Task instructions.
The expected output is every entry, repeated exactly.

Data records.
········

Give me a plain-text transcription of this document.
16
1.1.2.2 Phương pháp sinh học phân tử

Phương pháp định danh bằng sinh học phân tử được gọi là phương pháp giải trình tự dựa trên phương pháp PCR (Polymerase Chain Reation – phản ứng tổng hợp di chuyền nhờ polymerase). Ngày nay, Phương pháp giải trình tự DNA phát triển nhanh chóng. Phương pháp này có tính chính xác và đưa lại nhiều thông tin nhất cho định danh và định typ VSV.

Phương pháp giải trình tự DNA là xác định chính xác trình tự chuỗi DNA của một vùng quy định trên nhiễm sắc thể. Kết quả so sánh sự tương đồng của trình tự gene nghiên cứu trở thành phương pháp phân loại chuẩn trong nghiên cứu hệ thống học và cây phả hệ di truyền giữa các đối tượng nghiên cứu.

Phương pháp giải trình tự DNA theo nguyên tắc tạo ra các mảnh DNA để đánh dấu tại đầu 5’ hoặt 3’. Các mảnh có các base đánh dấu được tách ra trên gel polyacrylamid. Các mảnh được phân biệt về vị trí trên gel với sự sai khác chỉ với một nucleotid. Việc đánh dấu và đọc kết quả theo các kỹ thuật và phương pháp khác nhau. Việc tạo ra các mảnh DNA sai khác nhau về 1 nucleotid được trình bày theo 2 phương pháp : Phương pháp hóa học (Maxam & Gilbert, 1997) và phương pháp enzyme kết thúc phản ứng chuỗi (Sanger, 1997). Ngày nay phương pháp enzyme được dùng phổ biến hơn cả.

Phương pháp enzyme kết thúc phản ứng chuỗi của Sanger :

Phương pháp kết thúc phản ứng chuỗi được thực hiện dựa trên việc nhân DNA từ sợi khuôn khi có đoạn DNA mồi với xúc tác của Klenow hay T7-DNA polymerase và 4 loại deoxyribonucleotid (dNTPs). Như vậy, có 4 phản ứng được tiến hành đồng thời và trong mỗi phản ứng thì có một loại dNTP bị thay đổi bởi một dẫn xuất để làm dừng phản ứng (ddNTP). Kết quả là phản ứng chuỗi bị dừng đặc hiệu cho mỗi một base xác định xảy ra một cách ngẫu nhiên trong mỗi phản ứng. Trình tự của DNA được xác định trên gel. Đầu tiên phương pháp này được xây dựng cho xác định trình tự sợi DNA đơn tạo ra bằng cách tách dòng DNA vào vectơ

········

Solution below.
Give me a plain-text transcription of this document.
16
1.1.2.2 Phương pháp sinh học phân tử

Phương pháp định danh bằng sinh học phân tử được gọi là phương pháp giải trình tự dựa trên phương pháp PCR (Polymerase Chain Reation – phản ứng tổng hợp di chuyền nhờ polymerase). Ngày nay, Phương pháp giải trình tự DNA phát triển nhanh chóng. Phương pháp này có tính chính xác và đưa lại nhiều thông tin nhất cho định danh và định typ VSV.

Phương pháp giải trình tự DNA là xác định chính xác trình tự chuỗi DNA của một vùng quy định trên nhiễm sắc thể. Kết quả so sánh sự tương đồng của trình tự gene nghiên cứu trở thành phương pháp phân loại chuẩn trong nghiên cứu hệ thống học và cây phả hệ di truyền giữa các đối tượng nghiên cứu.

Phương pháp giải trình tự DNA theo nguyên tắc tạo ra các mảnh DNA để đánh dấu tại đầu 5’ hoặt 3’. Các mảnh có các base đánh dấu được tách ra trên gel polyacrylamid. Các mảnh được phân biệt về vị trí trên gel với sự sai khác chỉ với một nucleotid. Việc đánh dấu và đọc kết quả theo các kỹ thuật và phương pháp khác nhau. Việc tạo ra các mảnh DNA sai khác nhau về 1 nucleotid được trình bày theo 2 phương pháp : Phương pháp hóa học (Maxam & Gilbert, 1997) và phương pháp enzyme kết thúc phản ứng chuỗi (Sanger, 1997). Ngày nay phương pháp enzyme được dùng phổ biến hơn cả.

Phương pháp enzyme kết thúc phản ứng chuỗi của Sanger :

Phương pháp kết thúc phản ứng chuỗi được thực hiện dựa trên việc nhân DNA từ sợi khuôn khi có đoạn DNA mồi với xúc tác của Klenow hay T7-DNA polymerase và 4 loại deoxyribonucleotid (dNTPs). Như vậy, có 4 phản ứng được tiến hành đồng thời và trong mỗi phản ứng thì có một loại dNTP bị thay đổi bởi một dẫn xuất để làm dừng phản ứng (ddNTP). Kết quả là phản ứng chuỗi bị dừng đặc hiệu cho mỗi một base xác định xảy ra một cách ngẫu nhiên trong mỗi phản ứng. Trình tự của DNA được xác định trên gel. Đầu tiên phương pháp này được xây dựng cho xác định trình tự sợi DNA đơn tạo ra bằng cách tách dòng DNA vào vectơ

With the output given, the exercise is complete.